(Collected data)
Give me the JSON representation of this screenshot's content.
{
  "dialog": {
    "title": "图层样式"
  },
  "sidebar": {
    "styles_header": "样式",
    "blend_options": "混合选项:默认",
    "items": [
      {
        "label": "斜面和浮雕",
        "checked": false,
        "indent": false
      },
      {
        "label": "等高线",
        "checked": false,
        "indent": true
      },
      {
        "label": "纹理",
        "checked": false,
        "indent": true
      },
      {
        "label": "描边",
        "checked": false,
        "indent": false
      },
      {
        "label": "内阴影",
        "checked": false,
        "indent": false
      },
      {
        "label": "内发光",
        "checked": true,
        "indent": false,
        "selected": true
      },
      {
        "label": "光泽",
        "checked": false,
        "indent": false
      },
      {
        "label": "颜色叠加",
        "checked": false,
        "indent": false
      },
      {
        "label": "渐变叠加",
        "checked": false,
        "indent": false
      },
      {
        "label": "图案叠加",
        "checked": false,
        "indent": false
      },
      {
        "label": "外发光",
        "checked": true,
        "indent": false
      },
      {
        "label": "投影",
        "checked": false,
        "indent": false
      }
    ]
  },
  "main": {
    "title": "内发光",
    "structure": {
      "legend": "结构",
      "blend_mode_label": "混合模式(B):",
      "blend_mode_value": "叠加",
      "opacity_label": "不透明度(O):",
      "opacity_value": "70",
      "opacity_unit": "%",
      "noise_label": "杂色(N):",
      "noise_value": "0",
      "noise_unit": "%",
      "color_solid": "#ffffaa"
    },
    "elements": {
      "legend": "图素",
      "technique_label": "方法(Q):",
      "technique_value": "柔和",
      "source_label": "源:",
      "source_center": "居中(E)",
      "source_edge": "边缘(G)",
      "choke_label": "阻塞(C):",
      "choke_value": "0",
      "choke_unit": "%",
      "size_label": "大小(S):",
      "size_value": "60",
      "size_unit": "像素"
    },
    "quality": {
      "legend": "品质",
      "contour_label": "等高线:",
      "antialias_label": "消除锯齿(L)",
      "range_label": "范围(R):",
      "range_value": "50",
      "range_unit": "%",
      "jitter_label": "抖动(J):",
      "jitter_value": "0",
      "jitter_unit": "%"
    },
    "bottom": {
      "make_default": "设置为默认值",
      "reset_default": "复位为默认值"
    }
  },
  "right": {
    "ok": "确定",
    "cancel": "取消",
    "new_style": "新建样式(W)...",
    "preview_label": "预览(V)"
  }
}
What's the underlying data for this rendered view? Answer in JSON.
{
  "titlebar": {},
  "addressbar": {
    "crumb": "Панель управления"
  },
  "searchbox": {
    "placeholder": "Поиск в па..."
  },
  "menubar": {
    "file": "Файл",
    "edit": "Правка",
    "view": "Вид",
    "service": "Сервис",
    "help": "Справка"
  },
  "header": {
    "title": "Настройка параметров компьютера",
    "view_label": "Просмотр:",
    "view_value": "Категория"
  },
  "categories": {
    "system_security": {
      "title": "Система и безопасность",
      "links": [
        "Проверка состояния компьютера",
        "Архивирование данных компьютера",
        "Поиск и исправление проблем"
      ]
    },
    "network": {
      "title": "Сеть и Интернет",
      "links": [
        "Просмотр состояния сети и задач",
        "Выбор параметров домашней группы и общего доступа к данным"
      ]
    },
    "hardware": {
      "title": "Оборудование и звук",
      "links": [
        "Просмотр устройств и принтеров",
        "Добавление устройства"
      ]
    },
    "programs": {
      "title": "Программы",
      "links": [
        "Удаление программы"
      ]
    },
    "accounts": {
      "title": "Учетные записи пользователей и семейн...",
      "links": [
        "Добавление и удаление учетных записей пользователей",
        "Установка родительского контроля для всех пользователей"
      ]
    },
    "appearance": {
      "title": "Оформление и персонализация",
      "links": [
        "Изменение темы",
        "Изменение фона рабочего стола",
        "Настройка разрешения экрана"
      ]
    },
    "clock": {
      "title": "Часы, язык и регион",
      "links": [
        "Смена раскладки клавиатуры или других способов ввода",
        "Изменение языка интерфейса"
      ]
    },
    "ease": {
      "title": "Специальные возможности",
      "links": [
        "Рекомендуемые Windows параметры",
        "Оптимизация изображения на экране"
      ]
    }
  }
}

What the task asks: Each line that has the word "Добавление" should be copied.

Response below:
        "Добавление устройства"
        "Добавление и удаление учетных записей пользователей",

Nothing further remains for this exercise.